---------- Dataset excerpts ----------

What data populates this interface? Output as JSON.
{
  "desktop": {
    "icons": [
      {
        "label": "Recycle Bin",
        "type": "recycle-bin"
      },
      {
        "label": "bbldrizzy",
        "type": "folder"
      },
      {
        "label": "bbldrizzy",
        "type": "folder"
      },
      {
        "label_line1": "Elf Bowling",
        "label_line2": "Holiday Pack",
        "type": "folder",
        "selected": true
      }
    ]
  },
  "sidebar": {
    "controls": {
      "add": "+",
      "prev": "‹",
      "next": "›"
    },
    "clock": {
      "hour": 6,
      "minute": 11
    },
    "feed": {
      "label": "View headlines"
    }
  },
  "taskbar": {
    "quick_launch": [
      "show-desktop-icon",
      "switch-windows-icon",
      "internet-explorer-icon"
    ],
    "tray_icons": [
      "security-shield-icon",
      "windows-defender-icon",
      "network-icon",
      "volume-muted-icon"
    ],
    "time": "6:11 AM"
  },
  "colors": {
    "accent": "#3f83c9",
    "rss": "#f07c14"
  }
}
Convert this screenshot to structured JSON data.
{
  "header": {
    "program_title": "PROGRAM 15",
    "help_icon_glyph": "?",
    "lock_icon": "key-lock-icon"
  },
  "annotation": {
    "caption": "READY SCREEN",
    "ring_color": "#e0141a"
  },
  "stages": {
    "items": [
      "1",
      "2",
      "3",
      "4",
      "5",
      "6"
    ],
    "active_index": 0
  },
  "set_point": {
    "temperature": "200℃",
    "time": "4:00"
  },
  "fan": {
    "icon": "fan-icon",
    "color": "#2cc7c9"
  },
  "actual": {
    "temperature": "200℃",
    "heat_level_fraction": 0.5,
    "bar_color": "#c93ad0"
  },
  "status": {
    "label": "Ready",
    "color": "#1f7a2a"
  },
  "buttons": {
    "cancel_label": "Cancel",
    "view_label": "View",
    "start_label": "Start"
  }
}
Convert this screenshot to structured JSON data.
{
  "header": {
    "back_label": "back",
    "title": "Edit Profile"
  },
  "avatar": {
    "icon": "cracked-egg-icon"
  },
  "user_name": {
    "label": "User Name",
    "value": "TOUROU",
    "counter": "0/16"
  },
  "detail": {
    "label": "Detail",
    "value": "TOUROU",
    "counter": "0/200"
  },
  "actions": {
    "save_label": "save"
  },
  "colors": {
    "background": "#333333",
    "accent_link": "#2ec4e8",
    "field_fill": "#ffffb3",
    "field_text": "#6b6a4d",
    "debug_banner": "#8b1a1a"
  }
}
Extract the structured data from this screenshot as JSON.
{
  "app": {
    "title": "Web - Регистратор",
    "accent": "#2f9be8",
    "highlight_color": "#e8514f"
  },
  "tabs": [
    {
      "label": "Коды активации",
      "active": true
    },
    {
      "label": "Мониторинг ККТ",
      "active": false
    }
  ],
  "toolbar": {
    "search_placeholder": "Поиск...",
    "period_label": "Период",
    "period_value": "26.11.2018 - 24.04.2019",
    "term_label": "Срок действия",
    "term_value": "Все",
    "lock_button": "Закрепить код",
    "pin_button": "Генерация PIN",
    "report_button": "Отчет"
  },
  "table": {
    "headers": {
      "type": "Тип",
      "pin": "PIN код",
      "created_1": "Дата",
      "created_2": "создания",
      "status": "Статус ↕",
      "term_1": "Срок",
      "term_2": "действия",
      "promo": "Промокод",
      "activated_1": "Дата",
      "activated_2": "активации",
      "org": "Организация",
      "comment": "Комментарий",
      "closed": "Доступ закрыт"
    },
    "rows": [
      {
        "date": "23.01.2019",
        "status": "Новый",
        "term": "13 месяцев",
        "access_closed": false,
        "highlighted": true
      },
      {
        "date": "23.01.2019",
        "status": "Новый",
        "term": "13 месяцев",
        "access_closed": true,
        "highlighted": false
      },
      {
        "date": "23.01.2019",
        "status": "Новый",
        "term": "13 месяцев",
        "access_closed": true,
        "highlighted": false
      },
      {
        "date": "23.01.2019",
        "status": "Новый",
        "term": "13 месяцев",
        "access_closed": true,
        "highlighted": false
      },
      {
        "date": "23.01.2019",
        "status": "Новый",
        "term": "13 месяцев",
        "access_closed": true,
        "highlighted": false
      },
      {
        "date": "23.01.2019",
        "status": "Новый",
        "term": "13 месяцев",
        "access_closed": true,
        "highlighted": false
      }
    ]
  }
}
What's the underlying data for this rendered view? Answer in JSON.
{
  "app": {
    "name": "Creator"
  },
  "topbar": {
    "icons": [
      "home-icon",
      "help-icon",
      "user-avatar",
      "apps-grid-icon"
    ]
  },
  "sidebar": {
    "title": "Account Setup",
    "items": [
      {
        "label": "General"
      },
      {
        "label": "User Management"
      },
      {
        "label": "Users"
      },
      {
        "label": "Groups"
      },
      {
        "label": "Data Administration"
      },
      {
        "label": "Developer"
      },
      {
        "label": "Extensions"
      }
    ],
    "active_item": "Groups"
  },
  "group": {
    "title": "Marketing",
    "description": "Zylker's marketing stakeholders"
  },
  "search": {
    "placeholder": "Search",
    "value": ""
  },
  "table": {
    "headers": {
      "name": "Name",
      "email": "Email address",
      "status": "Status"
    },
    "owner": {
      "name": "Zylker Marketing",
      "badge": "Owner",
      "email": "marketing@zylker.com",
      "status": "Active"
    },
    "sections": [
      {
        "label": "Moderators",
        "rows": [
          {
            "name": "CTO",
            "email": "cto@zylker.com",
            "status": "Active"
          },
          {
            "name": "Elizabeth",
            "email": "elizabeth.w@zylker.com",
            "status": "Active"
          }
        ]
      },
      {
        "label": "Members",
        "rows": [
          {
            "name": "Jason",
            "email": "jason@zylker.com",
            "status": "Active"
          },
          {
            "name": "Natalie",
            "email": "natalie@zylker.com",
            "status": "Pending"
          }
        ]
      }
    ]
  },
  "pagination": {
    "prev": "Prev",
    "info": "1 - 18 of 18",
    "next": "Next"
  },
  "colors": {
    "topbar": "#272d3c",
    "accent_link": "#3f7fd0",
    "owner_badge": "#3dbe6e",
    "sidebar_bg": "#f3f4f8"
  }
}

----------

--- Aim of the exercise ---
Pick out every line above that holds the word "активации" and copy it.

--- Written solution ---
      "label": "Коды активации",
      "activated_2": "активации",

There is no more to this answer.